What you will do: Entries follow. Set all of them down as they stand.

[Stored data]
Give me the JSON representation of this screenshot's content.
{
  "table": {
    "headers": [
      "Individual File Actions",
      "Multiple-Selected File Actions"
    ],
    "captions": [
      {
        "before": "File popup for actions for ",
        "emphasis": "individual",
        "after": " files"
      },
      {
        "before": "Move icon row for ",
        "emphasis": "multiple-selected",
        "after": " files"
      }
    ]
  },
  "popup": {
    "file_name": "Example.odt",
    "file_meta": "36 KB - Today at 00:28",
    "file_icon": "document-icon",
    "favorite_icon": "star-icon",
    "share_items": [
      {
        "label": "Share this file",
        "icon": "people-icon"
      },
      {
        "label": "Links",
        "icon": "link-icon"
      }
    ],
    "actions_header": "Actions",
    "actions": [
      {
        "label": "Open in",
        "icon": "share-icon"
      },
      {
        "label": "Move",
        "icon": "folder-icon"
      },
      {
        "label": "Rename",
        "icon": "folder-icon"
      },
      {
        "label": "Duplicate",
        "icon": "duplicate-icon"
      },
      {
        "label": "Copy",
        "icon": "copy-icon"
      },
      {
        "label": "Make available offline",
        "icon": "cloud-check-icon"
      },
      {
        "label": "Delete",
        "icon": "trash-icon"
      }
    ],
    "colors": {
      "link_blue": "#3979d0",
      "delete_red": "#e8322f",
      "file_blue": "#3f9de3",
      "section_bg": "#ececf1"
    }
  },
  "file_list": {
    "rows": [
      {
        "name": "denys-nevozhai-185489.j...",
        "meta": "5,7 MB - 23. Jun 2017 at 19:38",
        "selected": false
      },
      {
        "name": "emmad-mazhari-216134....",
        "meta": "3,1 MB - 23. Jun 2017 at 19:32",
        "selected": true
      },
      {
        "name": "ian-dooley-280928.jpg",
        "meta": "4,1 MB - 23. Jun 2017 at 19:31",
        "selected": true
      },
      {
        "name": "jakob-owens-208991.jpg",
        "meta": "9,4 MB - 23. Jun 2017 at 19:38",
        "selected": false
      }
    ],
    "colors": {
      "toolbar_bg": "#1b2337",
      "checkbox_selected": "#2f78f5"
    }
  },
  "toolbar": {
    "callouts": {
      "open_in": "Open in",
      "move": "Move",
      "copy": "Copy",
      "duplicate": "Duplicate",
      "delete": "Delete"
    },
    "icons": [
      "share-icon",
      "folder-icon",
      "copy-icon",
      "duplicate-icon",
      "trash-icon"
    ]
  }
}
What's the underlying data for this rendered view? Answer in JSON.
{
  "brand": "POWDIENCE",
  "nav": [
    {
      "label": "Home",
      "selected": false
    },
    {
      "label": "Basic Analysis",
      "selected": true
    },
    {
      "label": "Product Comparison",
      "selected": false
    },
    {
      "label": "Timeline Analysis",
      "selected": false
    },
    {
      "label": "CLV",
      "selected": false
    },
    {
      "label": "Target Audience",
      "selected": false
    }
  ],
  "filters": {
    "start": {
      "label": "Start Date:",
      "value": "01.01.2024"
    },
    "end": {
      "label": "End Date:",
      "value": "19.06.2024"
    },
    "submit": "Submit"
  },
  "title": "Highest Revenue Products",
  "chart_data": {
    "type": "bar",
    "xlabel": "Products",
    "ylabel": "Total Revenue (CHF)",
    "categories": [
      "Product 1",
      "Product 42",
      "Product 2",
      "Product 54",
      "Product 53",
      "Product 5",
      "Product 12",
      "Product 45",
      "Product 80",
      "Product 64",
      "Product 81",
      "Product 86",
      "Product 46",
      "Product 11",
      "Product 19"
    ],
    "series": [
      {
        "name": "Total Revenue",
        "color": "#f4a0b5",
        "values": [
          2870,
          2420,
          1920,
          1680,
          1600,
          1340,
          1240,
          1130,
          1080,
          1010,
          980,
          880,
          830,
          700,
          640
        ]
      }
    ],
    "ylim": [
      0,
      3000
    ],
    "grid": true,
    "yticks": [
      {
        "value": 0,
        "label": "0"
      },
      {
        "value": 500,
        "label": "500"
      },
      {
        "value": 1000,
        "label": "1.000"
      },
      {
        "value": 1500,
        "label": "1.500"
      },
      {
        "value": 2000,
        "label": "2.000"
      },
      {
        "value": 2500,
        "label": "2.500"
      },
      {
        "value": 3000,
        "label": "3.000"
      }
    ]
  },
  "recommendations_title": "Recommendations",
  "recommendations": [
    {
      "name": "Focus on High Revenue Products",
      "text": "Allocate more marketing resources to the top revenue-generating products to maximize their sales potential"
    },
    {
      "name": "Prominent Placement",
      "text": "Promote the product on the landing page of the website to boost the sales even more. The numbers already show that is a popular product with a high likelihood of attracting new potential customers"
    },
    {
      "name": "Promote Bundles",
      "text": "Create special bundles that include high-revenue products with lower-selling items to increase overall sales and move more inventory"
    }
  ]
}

Finished task:
Give me the JSON representation of this screenshot's content.
{
  "table": {
    "headers": [
      "Individual File Actions",
      "Multiple-Selected File Actions"
    ],
    "captions": [
      {
        "before": "File popup for actions for ",
        "emphasis": "individual",
        "after": " files"
      },
      {
        "before": "Move icon row for ",
        "emphasis": "multiple-selected",
        "after": " files"
      }
    ]
  },
  "popup": {
    "file_name": "Example.odt",
    "file_meta": "36 KB - Today at 00:28",
    "file_icon": "document-icon",
    "favorite_icon": "star-icon",
    "share_items": [
      {
        "label": "Share this file",
        "icon": "people-icon"
      },
      {
        "label": "Links",
        "icon": "link-icon"
      }
    ],
    "actions_header": "Actions",
    "actions": [
      {
        "label": "Open in",
        "icon": "share-icon"
      },
      {
        "label": "Move",
        "icon": "folder-icon"
      },
      {
        "label": "Rename",
        "icon": "folder-icon"
      },
      {
        "label": "Duplicate",
        "icon": "duplicate-icon"
      },
      {
        "label": "Copy",
        "icon": "copy-icon"
      },
      {
        "label": "Make available offline",
        "icon": "cloud-check-icon"
      },
      {
        "label": "Delete",
        "icon": "trash-icon"
      }
    ],
    "colors": {
      "link_blue": "#3979d0",
      "delete_red": "#e8322f",
      "file_blue": "#3f9de3",
      "section_bg": "#ececf1"
    }
  },
  "file_list": {
    "rows": [
      {
        "name": "denys-nevozhai-185489.j...",
        "meta": "5,7 MB - 23. Jun 2017 at 19:38",
        "selected": false
      },
      {
        "name": "emmad-mazhari-216134....",
        "meta": "3,1 MB - 23. Jun 2017 at 19:32",
        "selected": true
      },
      {
        "name": "ian-dooley-280928.jpg",
        "meta": "4,1 MB - 23. Jun 2017 at 19:31",
        "selected": true
      },
      {
        "name": "jakob-owens-208991.jpg",
        "meta": "9,4 MB - 23. Jun 2017 at 19:38",
        "selected": false
      }
    ],
    "colors": {
      "toolbar_bg": "#1b2337",
      "checkbox_selected": "#2f78f5"
    }
  },
  "toolbar": {
    "callouts": {
      "open_in": "Open in",
      "move": "Move",
      "copy": "Copy",
      "duplicate": "Duplicate",
      "delete": "Delete"
    },
    "icons": [
      "share-icon",
      "folder-icon",
      "copy-icon",
      "duplicate-icon",
      "trash-icon"
    ]
  }
}
What's the underlying data for this rendered view? Answer in JSON.
{
  "brand": "POWDIENCE",
  "nav": [
    {
      "label": "Home",
      "selected": false
    },
    {
      "label": "Basic Analysis",
      "selected": true
    },
    {
      "label": "Product Comparison",
      "selected": false
    },
    {
      "label": "Timeline Analysis",
      "selected": false
    },
    {
      "label": "CLV",
      "selected": false
    },
    {
      "label": "Target Audience",
      "selected": false
    }
  ],
  "filters": {
    "start": {
      "label": "Start Date:",
      "value": "01.01.2024"
    },
    "end": {
      "label": "End Date:",
      "value": "19.06.2024"
    },
    "submit": "Submit"
  },
  "title": "Highest Revenue Products",
  "chart_data": {
    "type": "bar",
    "xlabel": "Products",
    "ylabel": "Total Revenue (CHF)",
    "categories": [
      "Product 1",
      "Product 42",
      "Product 2",
      "Product 54",
      "Product 53",
      "Product 5",
      "Product 12",
      "Product 45",
      "Product 80",
      "Product 64",
      "Product 81",
      "Product 86",
      "Product 46",
      "Product 11",
      "Product 19"
    ],
    "series": [
      {
        "name": "Total Revenue",
        "color": "#f4a0b5",
        "values": [
          2870,
          2420,
          1920,
          1680,
          1600,
          1340,
          1240,
          1130,
          1080,
          1010,
          980,
          880,
          830,
          700,
          640
        ]
      }
    ],
    "ylim": [
      0,
      3000
    ],
    "grid": true,
    "yticks": [
      {
        "value": 0,
        "label": "0"
      },
      {
        "value": 500,
        "label": "500"
      },
      {
        "value": 1000,
        "label": "1.000"
      },
      {
        "value": 1500,
        "label": "1.500"
      },
      {
        "value": 2000,
        "label": "2.000"
      },
      {
        "value": 2500,
        "label": "2.500"
      },
      {
        "value": 3000,
        "label": "3.000"
      }
    ]
  },
  "recommendations_title": "Recommendations",
  "recommendations": [
    {
      "name": "Focus on High Revenue Products",
      "text": "Allocate more marketing resources to the top revenue-generating products to maximize their sales potential"
    },
    {
      "name": "Prominent Placement",
      "text": "Promote the product on the landing page of the website to boost the sales even more. The numbers already show that is a popular product with a high likelihood of attracting new potential customers"
    },
    {
      "name": "Promote Bundles",
      "text": "Create special bundles that include high-revenue products with lower-selling items to increase overall sales and move more inventory"
    }
  ]
}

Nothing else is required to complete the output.